━━━━━ Material supplied

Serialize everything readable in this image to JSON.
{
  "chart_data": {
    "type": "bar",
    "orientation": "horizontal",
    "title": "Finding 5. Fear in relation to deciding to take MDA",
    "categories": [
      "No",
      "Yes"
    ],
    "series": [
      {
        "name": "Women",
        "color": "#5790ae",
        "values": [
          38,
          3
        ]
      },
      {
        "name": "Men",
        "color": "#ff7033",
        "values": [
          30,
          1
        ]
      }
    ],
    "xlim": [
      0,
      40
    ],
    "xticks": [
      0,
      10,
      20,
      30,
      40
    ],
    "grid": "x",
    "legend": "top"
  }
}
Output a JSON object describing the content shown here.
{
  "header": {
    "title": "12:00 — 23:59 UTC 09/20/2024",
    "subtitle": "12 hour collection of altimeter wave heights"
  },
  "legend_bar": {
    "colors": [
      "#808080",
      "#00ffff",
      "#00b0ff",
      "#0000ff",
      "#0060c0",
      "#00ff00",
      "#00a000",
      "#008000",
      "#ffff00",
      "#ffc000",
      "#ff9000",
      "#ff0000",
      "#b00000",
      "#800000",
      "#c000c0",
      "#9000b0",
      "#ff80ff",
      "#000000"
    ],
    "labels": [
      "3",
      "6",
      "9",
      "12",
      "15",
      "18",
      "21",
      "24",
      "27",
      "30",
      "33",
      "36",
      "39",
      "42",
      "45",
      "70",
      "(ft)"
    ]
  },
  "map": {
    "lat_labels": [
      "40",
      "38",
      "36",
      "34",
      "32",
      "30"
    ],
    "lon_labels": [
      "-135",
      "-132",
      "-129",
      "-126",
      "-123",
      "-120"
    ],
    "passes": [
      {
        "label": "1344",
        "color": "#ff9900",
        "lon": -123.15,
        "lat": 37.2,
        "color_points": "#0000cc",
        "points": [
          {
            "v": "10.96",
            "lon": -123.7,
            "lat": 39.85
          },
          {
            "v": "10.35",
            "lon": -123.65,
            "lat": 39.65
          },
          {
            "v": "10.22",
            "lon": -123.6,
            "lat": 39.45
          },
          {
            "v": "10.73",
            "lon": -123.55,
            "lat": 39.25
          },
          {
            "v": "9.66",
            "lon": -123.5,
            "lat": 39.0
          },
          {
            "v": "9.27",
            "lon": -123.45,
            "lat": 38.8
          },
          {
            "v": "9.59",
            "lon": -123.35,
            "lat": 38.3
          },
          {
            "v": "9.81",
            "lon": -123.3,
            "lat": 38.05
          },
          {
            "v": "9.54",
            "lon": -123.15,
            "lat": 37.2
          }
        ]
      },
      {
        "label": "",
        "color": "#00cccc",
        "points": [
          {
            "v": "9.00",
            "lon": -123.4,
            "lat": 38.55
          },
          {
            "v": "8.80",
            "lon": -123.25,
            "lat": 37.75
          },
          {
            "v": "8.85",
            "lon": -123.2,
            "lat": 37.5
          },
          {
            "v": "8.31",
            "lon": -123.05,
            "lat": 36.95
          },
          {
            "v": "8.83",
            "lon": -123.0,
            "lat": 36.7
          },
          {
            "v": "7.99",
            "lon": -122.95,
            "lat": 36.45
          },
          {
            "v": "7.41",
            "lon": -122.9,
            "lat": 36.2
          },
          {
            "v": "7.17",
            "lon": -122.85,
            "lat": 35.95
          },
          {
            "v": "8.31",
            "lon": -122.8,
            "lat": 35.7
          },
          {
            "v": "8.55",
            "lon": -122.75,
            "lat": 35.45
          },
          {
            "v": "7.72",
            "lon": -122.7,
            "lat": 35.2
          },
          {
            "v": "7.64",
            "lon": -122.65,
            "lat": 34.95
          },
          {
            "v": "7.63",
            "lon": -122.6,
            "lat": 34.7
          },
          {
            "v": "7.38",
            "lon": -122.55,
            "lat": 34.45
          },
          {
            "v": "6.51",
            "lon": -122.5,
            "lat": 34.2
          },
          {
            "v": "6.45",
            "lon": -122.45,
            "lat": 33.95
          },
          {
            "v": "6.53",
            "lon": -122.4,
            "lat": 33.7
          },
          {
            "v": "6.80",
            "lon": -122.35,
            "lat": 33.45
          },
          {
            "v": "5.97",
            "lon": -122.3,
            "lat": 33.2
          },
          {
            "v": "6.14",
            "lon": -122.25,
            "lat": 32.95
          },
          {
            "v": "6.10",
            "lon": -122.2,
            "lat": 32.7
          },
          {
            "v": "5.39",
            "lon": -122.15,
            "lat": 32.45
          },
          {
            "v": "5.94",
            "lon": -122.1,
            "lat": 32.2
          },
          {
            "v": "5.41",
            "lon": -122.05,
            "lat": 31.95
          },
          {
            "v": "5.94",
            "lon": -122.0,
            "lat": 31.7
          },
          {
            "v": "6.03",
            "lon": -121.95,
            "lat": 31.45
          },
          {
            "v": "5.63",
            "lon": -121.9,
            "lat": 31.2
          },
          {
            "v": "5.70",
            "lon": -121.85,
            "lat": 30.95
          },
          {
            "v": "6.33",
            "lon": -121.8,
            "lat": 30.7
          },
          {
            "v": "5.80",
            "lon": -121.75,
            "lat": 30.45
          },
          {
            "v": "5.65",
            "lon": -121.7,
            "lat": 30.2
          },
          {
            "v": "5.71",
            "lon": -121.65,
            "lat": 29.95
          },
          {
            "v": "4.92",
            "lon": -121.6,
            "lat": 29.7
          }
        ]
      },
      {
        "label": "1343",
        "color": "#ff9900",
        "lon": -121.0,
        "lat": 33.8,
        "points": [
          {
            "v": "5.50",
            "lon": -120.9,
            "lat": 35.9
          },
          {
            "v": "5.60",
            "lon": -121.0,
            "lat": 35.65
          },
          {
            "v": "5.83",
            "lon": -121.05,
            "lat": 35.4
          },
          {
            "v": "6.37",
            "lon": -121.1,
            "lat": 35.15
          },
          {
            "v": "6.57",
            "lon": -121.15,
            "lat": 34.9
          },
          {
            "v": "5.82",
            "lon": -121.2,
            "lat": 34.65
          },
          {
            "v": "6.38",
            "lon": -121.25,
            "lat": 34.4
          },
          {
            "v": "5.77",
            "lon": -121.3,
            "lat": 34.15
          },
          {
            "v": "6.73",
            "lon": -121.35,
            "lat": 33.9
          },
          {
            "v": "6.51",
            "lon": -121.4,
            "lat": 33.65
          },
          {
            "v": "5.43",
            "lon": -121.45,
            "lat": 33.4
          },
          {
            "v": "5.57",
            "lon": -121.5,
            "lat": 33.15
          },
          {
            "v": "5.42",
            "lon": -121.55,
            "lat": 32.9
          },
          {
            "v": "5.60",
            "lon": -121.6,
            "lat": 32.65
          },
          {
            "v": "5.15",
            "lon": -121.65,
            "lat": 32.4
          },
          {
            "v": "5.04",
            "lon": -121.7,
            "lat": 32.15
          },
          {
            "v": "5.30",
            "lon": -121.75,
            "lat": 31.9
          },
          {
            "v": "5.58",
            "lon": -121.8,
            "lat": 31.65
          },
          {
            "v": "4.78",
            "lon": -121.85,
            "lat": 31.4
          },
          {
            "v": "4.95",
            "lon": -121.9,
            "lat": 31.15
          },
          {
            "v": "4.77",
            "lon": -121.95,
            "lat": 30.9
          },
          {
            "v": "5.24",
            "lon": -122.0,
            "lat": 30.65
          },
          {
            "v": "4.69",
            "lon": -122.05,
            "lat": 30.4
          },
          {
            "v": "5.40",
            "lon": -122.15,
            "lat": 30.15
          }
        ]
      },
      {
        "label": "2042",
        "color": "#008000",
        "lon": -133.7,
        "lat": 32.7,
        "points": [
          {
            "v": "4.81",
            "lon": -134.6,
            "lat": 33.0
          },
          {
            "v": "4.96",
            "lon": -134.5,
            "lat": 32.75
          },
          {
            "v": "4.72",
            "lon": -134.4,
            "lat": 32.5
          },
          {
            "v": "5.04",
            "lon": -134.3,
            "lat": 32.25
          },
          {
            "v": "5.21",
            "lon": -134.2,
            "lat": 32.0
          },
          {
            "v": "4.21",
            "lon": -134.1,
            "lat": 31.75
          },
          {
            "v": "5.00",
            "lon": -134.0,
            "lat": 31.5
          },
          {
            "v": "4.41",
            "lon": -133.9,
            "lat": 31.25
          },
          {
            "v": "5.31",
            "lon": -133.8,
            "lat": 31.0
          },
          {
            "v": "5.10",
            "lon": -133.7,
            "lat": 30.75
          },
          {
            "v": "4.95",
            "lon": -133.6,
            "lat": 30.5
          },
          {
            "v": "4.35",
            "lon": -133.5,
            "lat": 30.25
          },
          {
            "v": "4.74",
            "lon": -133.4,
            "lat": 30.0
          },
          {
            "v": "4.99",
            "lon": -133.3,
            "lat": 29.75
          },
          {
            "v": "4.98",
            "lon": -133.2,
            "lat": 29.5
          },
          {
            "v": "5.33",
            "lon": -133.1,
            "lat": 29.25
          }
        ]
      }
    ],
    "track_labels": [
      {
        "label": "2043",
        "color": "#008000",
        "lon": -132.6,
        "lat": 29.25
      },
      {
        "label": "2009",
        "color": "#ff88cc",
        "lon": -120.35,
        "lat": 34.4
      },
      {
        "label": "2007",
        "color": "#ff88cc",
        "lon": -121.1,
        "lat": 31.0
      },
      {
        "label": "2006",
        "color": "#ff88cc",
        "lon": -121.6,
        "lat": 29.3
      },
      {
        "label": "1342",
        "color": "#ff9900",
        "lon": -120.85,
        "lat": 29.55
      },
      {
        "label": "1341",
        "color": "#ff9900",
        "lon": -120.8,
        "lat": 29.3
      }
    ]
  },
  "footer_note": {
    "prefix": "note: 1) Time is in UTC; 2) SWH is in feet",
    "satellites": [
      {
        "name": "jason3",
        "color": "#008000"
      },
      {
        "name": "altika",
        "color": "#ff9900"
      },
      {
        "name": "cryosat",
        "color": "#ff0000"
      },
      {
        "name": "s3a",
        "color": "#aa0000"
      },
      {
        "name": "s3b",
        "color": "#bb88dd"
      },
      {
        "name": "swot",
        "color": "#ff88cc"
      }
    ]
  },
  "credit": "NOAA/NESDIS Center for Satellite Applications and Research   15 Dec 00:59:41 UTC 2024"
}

━━━━━━━━━━

**Job:**
Look through the material and say how many lines hold "JSON". Give the number only.

**Exercise answer:**
2